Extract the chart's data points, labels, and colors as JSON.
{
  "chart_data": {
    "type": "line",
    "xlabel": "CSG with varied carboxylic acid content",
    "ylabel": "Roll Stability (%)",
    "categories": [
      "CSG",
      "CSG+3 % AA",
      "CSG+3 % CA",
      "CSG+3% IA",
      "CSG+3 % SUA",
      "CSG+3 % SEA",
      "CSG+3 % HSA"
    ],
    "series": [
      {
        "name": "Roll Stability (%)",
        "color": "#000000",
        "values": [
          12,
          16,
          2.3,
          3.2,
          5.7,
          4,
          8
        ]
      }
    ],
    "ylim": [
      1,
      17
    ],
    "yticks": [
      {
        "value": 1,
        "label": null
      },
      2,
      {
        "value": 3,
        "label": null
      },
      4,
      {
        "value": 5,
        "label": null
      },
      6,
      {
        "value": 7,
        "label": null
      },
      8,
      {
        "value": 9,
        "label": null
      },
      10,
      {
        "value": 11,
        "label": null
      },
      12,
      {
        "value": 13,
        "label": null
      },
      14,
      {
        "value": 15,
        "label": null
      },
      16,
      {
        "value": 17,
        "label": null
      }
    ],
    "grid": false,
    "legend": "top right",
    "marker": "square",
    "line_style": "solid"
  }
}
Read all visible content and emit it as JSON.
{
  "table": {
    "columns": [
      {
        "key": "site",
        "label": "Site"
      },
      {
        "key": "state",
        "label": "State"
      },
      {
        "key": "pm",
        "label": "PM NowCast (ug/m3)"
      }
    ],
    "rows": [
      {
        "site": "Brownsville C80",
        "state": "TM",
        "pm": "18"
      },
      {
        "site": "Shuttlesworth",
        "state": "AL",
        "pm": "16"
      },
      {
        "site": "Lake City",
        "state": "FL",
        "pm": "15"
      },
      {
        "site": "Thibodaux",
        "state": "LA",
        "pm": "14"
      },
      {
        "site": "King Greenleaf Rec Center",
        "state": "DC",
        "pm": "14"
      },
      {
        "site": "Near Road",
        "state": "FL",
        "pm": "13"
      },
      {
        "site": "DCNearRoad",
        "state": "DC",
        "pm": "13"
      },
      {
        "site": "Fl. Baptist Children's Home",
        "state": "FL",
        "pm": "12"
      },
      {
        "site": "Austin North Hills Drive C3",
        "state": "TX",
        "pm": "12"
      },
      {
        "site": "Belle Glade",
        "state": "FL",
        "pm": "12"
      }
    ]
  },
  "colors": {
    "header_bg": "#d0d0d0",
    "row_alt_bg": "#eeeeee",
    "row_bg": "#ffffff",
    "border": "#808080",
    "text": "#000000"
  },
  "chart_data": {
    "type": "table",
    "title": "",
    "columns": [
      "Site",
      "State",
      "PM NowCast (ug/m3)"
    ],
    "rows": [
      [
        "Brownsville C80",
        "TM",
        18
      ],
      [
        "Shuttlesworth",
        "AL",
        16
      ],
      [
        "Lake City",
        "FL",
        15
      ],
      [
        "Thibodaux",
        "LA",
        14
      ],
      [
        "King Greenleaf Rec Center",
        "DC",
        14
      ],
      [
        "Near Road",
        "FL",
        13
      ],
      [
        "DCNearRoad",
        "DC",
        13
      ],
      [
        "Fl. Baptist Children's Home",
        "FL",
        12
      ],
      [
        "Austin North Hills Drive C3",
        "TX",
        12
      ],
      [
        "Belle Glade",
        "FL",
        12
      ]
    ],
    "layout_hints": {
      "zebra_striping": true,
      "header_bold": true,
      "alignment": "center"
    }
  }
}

- - - - -

== REQUIRED WORK ==
Please return the data above exactly as given.

== RESPONSE TO THE EXERCISE ==
Extract the chart's data points, labels, and colors as JSON.
{
  "chart_data": {
    "type": "line",
    "xlabel": "CSG with varied carboxylic acid content",
    "ylabel": "Roll Stability (%)",
    "categories": [
      "CSG",
      "CSG+3 % AA",
      "CSG+3 % CA",
      "CSG+3% IA",
      "CSG+3 % SUA",
      "CSG+3 % SEA",
      "CSG+3 % HSA"
    ],
    "series": [
      {
        "name": "Roll Stability (%)",
        "color": "#000000",
        "values": [
          12,
          16,
          2.3,
          3.2,
          5.7,
          4,
          8
        ]
      }
    ],
    "ylim": [
      1,
      17
    ],
    "yticks": [
      {
        "value": 1,
        "label": null
      },
      2,
      {
        "value": 3,
        "label": null
      },
      4,
      {
        "value": 5,
        "label": null
      },
      6,
      {
        "value": 7,
        "label": null
      },
      8,
      {
        "value": 9,
        "label": null
      },
      10,
      {
        "value": 11,
        "label": null
      },
      12,
      {
        "value": 13,
        "label": null
      },
      14,
      {
        "value": 15,
        "label": null
      },
      16,
      {
        "value": 17,
        "label": null
      }
    ],
    "grid": false,
    "legend": "top right",
    "marker": "square",
    "line_style": "solid"
  }
}
Read all visible content and emit it as JSON.
{
  "table": {
    "columns": [
      {
        "key": "site",
        "label": "Site"
      },
      {
        "key": "state",
        "label": "State"
      },
      {
        "key": "pm",
        "label": "PM NowCast (ug/m3)"
      }
    ],
    "rows": [
      {
        "site": "Brownsville C80",
        "state": "TM",
        "pm": "18"
      },
      {
        "site": "Shuttlesworth",
        "state": "AL",
        "pm": "16"
      },
      {
        "site": "Lake City",
        "state": "FL",
        "pm": "15"
      },
      {
        "site": "Thibodaux",
        "state": "LA",
        "pm": "14"
      },
      {
        "site": "King Greenleaf Rec Center",
        "state": "DC",
        "pm": "14"
      },
      {
        "site": "Near Road",
        "state": "FL",
        "pm": "13"
      },
      {
        "site": "DCNearRoad",
        "state": "DC",
        "pm": "13"
      },
      {
        "site": "Fl. Baptist Children's Home",
        "state": "FL",
        "pm": "12"
      },
      {
        "site": "Austin North Hills Drive C3",
        "state": "TX",
        "pm": "12"
      },
      {
        "site": "Belle Glade",
        "state": "FL",
        "pm": "12"
      }
    ]
  },
  "colors": {
    "header_bg": "#d0d0d0",
    "row_alt_bg": "#eeeeee",
    "row_bg": "#ffffff",
    "border": "#808080",
    "text": "#000000"
  },
  "chart_data": {
    "type": "table",
    "title": "",
    "columns": [
      "Site",
      "State",
      "PM NowCast (ug/m3)"
    ],
    "rows": [
      [
        "Brownsville C80",
        "TM",
        18
      ],
      [
        "Shuttlesworth",
        "AL",
        16
      ],
      [
        "Lake City",
        "FL",
        15
      ],
      [
        "Thibodaux",
        "LA",
        14
      ],
      [
        "King Greenleaf Rec Center",
        "DC",
        14
      ],
      [
        "Near Road",
        "FL",
        13
      ],
      [
        "DCNearRoad",
        "DC",
        13
      ],
      [
        "Fl. Baptist Children's Home",
        "FL",
        12
      ],
      [
        "Austin North Hills Drive C3",
        "TX",
        12
      ],
      [
        "Belle Glade",
        "FL",
        12
      ]
    ],
    "layout_hints": {
      "zebra_striping": true,
      "header_bold": true,
      "alignment": "center"
    }
  }
}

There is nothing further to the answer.